▸ **Exercise objective**
Print, please, the line that contains "Give me the" and each line after it to the end of the entries, unchanged and with nothing else.

▸ **Dataset records**
++++++++

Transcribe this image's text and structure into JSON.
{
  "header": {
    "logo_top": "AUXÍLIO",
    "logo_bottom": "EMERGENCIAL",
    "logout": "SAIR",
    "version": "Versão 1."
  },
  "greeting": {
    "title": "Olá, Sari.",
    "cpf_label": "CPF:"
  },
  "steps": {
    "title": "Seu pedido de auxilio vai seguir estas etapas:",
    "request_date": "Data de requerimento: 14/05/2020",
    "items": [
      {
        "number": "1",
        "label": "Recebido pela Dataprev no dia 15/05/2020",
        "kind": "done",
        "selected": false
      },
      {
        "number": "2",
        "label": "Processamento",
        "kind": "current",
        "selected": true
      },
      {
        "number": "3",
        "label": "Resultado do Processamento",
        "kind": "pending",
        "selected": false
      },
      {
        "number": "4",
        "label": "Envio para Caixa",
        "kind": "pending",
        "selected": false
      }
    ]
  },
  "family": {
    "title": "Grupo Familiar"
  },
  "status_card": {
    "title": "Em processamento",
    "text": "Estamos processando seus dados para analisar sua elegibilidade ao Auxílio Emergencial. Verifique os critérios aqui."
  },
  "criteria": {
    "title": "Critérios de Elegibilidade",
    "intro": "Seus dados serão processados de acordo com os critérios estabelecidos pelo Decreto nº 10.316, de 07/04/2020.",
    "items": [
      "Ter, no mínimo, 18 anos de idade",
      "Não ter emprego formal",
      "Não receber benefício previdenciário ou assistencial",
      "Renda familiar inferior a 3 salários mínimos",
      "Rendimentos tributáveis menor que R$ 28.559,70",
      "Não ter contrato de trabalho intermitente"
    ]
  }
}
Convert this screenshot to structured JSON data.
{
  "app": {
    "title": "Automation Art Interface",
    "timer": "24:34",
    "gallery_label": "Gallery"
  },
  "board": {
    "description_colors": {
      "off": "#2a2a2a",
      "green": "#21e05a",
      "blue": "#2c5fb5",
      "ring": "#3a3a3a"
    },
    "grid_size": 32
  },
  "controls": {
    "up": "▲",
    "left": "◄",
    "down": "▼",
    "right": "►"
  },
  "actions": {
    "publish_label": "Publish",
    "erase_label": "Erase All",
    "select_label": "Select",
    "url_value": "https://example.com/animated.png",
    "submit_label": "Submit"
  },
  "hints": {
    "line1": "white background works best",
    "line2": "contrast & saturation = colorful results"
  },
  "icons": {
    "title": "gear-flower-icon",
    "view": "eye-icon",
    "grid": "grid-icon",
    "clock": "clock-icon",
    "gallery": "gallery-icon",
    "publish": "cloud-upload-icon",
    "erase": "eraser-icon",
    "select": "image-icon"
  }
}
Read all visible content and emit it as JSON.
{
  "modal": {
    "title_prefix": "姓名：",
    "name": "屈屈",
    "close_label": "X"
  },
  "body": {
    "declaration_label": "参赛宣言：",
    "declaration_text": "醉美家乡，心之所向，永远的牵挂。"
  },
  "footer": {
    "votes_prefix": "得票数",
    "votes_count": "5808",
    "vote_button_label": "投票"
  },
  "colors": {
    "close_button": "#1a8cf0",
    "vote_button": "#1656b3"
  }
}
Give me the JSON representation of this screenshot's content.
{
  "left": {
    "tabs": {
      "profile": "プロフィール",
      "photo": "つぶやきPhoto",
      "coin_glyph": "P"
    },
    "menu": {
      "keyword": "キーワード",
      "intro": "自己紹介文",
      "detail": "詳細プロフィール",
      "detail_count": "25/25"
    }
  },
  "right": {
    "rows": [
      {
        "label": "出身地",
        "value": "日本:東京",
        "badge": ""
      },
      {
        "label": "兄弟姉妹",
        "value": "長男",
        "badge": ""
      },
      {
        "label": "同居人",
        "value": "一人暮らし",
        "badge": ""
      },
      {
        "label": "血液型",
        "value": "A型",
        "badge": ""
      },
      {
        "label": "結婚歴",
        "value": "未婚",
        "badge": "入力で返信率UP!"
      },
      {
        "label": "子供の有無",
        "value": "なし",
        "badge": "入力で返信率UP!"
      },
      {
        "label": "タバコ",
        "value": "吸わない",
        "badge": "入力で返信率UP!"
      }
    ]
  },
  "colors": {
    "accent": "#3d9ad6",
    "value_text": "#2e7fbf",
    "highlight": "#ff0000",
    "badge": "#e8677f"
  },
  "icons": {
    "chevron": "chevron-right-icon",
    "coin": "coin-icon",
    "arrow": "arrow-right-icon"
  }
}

++++++++

▸ **Completed task**
Give me the JSON representation of this screenshot's content.
{
  "left": {
    "tabs": {
      "profile": "プロフィール",
      "photo": "つぶやきPhoto",
      "coin_glyph": "P"
    },
    "menu": {
      "keyword": "キーワード",
      "intro": "自己紹介文",
      "detail": "詳細プロフィール",
      "detail_count": "25/25"
    }
  },
  "right": {
    "rows": [
      {
        "label": "出身地",
        "value": "日本:東京",
        "badge": ""
      },
      {
        "label": "兄弟姉妹",
        "value": "長男",
        "badge": ""
      },
      {
        "label": "同居人",
        "value": "一人暮らし",
        "badge": ""
      },
      {
        "label": "血液型",
        "value": "A型",
        "badge": ""
      },
      {
        "label": "結婚歴",
        "value": "未婚",
        "badge": "入力で返信率UP!"
      },
      {
        "label": "子供の有無",
        "value": "なし",
        "badge": "入力で返信率UP!"
      },
      {
        "label": "タバコ",
        "value": "吸わない",
        "badge": "入力で返信率UP!"
      }
    ]
  },
  "colors": {
    "accent": "#3d9ad6",
    "value_text": "#2e7fbf",
    "highlight": "#ff0000",
    "badge": "#e8677f"
  },
  "icons": {
    "chevron": "chevron-right-icon",
    "coin": "coin-icon",
    "arrow": "arrow-right-icon"
  }
}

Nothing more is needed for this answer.